----- RECORDS TO USE -----

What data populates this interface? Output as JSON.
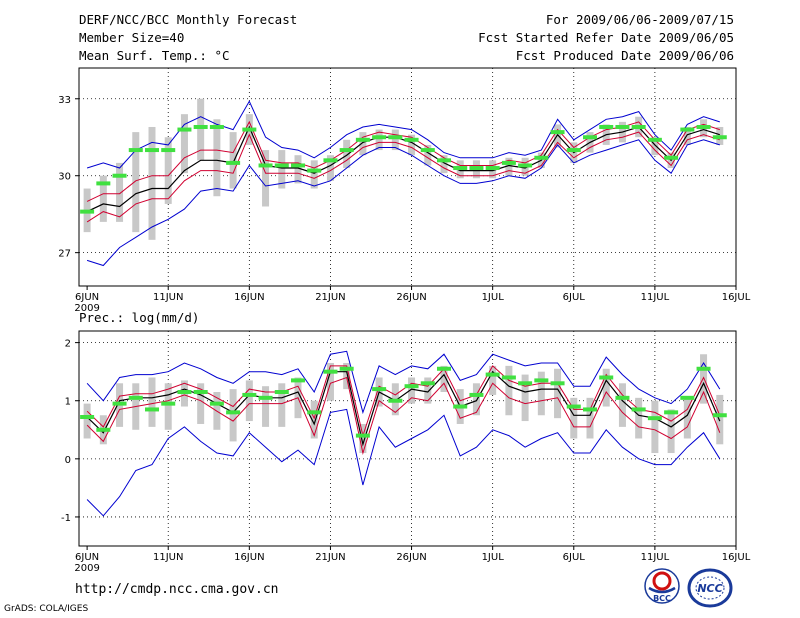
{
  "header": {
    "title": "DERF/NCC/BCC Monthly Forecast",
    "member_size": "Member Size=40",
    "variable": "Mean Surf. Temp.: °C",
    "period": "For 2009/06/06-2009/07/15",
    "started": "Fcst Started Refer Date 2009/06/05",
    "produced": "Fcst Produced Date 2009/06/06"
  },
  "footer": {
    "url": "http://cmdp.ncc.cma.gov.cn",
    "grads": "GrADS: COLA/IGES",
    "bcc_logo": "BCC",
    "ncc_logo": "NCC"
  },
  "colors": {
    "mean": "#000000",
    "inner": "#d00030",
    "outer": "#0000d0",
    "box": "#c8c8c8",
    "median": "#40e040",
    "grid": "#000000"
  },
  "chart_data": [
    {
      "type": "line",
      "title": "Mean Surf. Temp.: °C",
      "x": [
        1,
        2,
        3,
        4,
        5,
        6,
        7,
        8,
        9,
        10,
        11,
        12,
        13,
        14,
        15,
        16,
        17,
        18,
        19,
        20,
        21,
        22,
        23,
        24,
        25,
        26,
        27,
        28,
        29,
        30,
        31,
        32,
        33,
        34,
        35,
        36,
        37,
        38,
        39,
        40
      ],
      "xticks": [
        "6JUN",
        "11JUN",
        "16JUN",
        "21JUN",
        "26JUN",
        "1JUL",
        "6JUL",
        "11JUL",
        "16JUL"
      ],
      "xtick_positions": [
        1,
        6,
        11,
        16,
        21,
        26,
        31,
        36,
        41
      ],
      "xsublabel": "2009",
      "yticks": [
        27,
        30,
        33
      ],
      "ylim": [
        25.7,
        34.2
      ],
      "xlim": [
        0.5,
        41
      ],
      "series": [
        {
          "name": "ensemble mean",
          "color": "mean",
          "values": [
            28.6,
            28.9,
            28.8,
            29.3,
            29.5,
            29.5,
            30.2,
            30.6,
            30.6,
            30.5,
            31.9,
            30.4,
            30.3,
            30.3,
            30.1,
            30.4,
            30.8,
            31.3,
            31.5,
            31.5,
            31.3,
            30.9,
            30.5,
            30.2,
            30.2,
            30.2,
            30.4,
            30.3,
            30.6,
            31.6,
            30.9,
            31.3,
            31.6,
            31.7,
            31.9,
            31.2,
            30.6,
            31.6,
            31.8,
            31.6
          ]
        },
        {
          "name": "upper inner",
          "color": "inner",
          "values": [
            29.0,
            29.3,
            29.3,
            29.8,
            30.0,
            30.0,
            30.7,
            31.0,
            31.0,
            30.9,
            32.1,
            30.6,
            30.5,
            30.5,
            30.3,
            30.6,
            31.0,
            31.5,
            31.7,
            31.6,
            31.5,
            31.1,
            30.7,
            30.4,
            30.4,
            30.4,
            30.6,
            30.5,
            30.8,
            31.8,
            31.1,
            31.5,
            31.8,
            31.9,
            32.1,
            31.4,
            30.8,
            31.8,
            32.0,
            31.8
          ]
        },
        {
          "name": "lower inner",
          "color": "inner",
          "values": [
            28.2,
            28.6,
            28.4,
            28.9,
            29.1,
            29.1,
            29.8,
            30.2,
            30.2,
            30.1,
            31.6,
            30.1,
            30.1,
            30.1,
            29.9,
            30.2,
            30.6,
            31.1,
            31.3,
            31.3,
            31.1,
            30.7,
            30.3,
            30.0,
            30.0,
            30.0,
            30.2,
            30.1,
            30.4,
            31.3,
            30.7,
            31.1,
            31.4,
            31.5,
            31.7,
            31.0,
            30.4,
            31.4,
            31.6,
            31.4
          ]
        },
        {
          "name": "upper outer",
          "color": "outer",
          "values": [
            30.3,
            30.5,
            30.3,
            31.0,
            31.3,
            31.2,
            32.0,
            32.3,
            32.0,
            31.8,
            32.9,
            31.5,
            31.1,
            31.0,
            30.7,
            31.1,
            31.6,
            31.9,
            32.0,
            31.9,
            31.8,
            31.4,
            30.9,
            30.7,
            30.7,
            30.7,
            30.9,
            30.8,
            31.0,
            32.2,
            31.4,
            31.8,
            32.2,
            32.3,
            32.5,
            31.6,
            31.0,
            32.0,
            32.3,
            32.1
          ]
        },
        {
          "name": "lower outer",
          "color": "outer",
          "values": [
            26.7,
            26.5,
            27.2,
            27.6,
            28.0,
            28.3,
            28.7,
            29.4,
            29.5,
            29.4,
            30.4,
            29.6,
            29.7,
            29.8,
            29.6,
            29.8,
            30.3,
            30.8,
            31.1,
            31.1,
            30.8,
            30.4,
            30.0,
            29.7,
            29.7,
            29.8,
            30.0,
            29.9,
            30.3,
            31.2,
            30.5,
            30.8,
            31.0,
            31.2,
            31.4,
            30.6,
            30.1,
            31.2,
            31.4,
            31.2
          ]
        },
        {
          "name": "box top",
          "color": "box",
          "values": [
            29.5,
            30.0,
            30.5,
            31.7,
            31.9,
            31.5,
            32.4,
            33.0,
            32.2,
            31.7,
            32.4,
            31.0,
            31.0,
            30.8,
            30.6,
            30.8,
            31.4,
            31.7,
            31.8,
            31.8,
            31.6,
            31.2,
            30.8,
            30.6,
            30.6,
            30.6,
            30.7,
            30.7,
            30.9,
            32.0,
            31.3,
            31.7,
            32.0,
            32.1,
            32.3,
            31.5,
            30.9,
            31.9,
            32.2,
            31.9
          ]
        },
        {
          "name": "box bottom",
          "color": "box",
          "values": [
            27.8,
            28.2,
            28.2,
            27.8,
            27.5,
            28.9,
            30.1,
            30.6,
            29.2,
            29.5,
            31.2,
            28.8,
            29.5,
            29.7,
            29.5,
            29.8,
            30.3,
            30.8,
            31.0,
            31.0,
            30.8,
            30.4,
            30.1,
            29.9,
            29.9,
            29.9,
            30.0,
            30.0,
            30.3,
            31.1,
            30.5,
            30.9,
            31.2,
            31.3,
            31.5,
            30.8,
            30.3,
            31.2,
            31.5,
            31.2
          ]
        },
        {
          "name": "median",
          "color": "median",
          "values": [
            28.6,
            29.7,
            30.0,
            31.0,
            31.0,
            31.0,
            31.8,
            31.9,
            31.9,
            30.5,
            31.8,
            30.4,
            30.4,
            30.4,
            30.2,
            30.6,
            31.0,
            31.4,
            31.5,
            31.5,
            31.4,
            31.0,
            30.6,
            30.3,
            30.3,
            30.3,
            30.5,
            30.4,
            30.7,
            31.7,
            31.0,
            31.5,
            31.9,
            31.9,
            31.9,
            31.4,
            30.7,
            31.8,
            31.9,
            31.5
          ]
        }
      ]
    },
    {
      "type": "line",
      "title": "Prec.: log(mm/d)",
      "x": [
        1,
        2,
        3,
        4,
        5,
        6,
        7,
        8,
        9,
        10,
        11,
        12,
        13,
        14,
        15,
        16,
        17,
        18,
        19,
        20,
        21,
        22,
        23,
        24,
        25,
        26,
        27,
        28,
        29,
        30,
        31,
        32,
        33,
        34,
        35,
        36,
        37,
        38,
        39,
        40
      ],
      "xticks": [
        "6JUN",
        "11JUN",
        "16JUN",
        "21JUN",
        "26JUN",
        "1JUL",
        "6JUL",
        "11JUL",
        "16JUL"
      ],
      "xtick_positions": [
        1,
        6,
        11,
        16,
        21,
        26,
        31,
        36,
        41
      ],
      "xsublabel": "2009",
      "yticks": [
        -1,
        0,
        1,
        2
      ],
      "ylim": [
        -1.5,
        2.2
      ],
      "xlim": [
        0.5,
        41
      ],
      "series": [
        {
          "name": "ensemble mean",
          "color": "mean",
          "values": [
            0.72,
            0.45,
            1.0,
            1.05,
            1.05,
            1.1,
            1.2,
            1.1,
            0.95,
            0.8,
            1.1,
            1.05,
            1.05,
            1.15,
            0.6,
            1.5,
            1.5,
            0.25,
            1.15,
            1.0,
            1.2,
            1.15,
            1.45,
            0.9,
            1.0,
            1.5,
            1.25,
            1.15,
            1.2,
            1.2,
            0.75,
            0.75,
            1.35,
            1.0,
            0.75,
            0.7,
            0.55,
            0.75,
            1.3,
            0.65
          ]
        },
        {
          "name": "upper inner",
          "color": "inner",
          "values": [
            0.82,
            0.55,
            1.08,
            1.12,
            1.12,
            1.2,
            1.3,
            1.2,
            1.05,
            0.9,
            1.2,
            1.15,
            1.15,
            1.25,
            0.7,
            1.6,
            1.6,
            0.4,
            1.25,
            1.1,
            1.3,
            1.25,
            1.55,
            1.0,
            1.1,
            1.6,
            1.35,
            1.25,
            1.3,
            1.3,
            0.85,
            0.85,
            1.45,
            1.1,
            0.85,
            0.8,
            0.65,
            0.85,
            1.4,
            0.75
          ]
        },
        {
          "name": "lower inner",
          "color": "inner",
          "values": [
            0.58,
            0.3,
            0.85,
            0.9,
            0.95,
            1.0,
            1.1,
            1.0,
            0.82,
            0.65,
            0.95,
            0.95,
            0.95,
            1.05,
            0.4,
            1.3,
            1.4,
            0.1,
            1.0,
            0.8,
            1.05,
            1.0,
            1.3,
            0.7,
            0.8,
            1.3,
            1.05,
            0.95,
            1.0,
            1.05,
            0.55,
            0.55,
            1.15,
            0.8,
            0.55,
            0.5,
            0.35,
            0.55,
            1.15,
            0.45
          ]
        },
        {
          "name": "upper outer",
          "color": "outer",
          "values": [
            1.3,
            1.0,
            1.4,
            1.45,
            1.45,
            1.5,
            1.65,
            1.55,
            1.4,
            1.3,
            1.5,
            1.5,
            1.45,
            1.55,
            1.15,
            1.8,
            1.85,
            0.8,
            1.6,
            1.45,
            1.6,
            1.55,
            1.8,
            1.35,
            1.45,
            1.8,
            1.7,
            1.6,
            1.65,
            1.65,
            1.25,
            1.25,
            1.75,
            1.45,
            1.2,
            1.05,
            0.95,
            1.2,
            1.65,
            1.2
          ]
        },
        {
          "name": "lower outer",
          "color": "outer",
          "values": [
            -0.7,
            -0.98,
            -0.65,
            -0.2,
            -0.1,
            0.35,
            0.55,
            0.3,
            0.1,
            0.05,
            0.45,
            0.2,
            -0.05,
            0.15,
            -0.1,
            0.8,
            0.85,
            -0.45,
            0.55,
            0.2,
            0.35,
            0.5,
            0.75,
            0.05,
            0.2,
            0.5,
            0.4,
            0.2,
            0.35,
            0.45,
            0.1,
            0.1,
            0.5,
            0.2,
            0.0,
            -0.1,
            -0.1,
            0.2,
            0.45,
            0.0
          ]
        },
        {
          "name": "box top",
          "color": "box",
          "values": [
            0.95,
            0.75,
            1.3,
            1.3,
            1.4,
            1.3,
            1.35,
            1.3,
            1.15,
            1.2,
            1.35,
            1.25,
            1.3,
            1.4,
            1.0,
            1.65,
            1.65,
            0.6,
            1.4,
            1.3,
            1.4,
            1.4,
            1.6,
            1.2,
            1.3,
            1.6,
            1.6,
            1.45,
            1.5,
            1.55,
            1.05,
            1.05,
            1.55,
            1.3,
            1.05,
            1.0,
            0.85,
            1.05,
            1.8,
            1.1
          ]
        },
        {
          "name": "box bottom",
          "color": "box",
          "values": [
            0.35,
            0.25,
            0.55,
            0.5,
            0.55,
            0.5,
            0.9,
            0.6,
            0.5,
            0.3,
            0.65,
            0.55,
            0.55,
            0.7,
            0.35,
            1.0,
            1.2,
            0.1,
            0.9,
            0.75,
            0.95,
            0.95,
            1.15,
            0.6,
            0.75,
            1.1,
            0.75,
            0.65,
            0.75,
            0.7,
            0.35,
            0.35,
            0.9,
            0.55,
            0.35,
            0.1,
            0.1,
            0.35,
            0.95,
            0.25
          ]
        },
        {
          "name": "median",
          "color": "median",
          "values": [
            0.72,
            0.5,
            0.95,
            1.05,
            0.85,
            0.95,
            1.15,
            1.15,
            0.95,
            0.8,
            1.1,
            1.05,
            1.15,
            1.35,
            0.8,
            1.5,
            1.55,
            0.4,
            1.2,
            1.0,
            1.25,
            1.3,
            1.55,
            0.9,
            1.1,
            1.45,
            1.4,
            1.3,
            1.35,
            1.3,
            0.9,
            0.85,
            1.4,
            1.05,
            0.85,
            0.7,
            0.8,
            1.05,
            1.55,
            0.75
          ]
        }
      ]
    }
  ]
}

-----

Lines holding the word "Surf" in the entries above are the ones to pull out. Copy them all.

### SOLUTION TO THE PROBLEM
    "variable": "Mean Surf. Temp.: °C",
      "title": "Mean Surf. Temp.: °C",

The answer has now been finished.